## SHORT TASK
All the data should be repeated exactly. Any image in it is left out.

## MATERIAL TO PROCESS
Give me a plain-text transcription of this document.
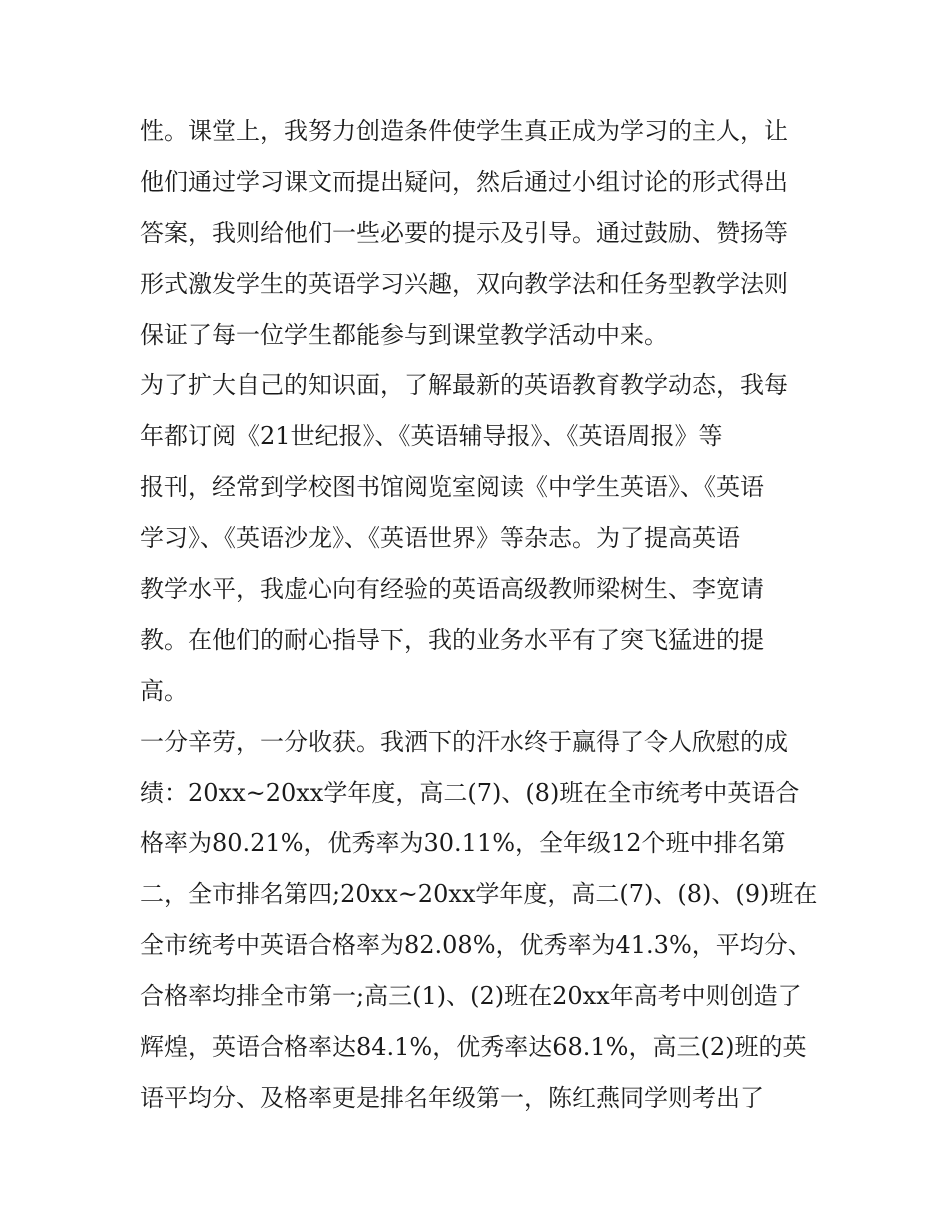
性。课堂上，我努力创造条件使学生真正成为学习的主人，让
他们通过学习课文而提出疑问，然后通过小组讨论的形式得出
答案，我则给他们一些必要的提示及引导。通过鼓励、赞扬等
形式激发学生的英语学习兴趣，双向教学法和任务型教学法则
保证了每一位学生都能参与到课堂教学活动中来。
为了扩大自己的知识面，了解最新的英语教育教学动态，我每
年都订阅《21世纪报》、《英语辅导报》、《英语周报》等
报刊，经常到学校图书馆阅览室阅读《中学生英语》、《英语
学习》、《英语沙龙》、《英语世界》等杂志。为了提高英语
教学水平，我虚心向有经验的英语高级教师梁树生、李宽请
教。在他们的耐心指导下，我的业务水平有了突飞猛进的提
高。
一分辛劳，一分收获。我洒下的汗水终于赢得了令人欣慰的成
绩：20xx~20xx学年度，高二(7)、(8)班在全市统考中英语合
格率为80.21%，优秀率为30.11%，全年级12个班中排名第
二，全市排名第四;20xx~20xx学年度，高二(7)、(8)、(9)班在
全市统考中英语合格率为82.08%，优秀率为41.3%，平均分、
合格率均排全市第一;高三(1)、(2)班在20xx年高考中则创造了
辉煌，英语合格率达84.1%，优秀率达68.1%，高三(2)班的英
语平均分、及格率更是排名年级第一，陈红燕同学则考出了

## OUTPUT OF THE EXERCISE
Give me a plain-text transcription of this document.
性。课堂上，我努力创造条件使学生真正成为学习的主人，让
他们通过学习课文而提出疑问，然后通过小组讨论的形式得出
答案，我则给他们一些必要的提示及引导。通过鼓励、赞扬等
形式激发学生的英语学习兴趣，双向教学法和任务型教学法则
保证了每一位学生都能参与到课堂教学活动中来。
为了扩大自己的知识面，了解最新的英语教育教学动态，我每
年都订阅《21世纪报》、《英语辅导报》、《英语周报》等
报刊，经常到学校图书馆阅览室阅读《中学生英语》、《英语
学习》、《英语沙龙》、《英语世界》等杂志。为了提高英语
教学水平，我虚心向有经验的英语高级教师梁树生、李宽请
教。在他们的耐心指导下，我的业务水平有了突飞猛进的提
高。
一分辛劳，一分收获。我洒下的汗水终于赢得了令人欣慰的成
绩：20xx~20xx学年度，高二(7)、(8)班在全市统考中英语合
格率为80.21%，优秀率为30.11%，全年级12个班中排名第
二，全市排名第四;20xx~20xx学年度，高二(7)、(8)、(9)班在
全市统考中英语合格率为82.08%，优秀率为41.3%，平均分、
合格率均排全市第一;高三(1)、(2)班在20xx年高考中则创造了
辉煌，英语合格率达84.1%，优秀率达68.1%，高三(2)班的英
语平均分、及格率更是排名年级第一，陈红燕同学则考出了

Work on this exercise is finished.